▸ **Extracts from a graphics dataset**
--- begin ---
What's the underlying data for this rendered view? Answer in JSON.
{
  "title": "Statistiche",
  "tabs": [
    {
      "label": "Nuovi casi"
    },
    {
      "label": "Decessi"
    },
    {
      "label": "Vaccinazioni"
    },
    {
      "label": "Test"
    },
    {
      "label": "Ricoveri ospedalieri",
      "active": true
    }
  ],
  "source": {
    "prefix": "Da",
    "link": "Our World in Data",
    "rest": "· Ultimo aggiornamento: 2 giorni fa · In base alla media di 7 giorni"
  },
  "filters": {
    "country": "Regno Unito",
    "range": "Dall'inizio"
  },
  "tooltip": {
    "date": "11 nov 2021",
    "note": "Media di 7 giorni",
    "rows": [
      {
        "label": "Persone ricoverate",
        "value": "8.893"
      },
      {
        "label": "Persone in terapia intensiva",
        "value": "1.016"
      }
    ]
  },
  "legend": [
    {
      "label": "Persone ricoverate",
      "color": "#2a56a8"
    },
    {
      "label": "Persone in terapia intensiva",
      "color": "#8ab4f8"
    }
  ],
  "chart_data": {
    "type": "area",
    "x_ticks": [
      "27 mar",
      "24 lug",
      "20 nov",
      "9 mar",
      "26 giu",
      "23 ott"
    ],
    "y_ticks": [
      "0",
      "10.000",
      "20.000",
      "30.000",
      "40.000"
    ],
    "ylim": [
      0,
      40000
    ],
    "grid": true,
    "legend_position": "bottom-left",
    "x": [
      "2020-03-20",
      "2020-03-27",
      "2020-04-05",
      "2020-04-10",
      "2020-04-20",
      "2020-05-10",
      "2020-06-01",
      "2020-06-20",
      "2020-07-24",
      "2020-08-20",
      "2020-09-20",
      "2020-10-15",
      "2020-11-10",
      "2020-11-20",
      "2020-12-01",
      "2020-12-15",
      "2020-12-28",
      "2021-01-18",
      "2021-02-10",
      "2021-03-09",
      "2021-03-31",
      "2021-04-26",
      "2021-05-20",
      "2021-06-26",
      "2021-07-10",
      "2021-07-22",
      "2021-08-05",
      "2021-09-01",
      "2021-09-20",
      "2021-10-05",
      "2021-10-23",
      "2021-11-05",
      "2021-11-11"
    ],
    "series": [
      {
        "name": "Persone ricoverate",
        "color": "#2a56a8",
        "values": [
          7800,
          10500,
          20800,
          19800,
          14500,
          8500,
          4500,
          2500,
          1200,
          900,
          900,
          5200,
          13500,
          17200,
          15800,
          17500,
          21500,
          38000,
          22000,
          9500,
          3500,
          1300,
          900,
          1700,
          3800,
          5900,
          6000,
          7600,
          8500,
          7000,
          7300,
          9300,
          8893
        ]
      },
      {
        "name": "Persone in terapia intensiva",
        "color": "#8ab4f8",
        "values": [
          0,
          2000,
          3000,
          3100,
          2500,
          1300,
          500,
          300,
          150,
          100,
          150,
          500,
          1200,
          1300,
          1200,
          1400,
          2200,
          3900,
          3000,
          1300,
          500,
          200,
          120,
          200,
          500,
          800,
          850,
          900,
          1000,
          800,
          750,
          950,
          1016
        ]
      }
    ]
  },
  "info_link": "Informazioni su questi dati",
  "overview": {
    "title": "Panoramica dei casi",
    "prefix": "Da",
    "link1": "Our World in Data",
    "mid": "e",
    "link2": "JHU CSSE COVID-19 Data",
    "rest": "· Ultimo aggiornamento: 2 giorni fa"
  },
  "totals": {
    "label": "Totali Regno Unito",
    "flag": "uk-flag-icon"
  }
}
--- end ---
▸ **Goal of the exercise**
Show all lines from the records above where the word "Ultimo" occurs.

▸ **Response**
    "rest": "· Ultimo aggiornamento: 2 giorni fa · In base alla media di 7 giorni"
    "rest": "· Ultimo aggiornamento: 2 giorni fa"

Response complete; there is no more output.